▶ **Material to process**

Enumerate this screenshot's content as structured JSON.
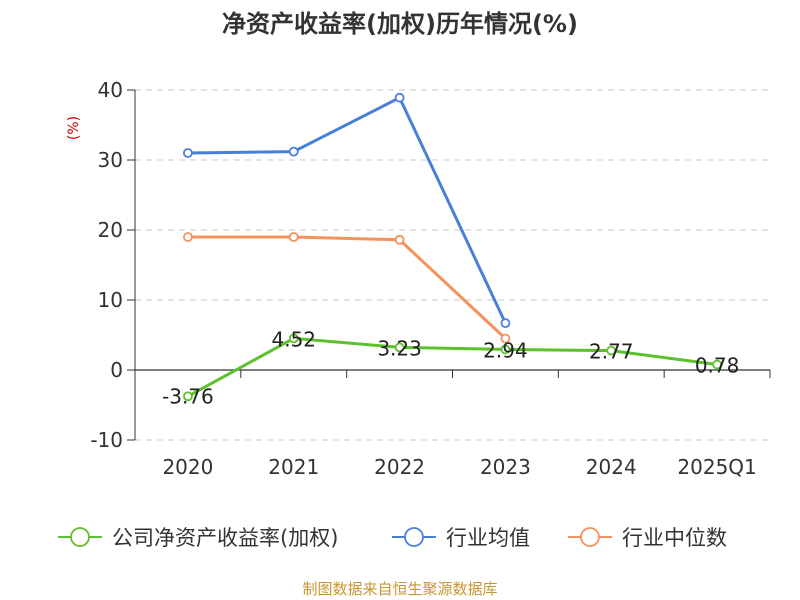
{
  "title": "净资产收益率(加权)历年情况(%)",
  "unit_label": "(%)",
  "source": "制图数据来自恒生聚源数据库",
  "colors": {
    "company": "#5cc12b",
    "industry_avg": "#4a7fd9",
    "industry_median": "#f5915a",
    "grid": "#c8c8c8",
    "axis": "#333333",
    "unit": "#d40000"
  },
  "chart_data": {
    "type": "line",
    "categories": [
      "2020",
      "2021",
      "2022",
      "2023",
      "2024",
      "2025Q1"
    ],
    "ylim": [
      -10,
      40
    ],
    "yticks": [
      "-10",
      "0",
      "10",
      "20",
      "30",
      "40"
    ],
    "ylabel": "(%)",
    "grid": true,
    "legend_position": "bottom",
    "series": [
      {
        "name": "公司净资产收益率(加权)",
        "color": "#5cc12b",
        "values": [
          -3.76,
          4.52,
          3.23,
          2.94,
          2.77,
          0.78
        ],
        "labels": [
          "-3.76",
          "4.52",
          "3.23",
          "2.94",
          "2.77",
          "0.78"
        ]
      },
      {
        "name": "行业均值",
        "color": "#4a7fd9",
        "values": [
          31.0,
          31.2,
          38.9,
          6.7,
          null,
          null
        ]
      },
      {
        "name": "行业中位数",
        "color": "#f5915a",
        "values": [
          19.0,
          19.0,
          18.6,
          4.5,
          null,
          null
        ]
      }
    ]
  }
}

▶ **What to do**
Lines containing the string "name" should be counted; reply with their number and nothing more.

▶ **In response**
3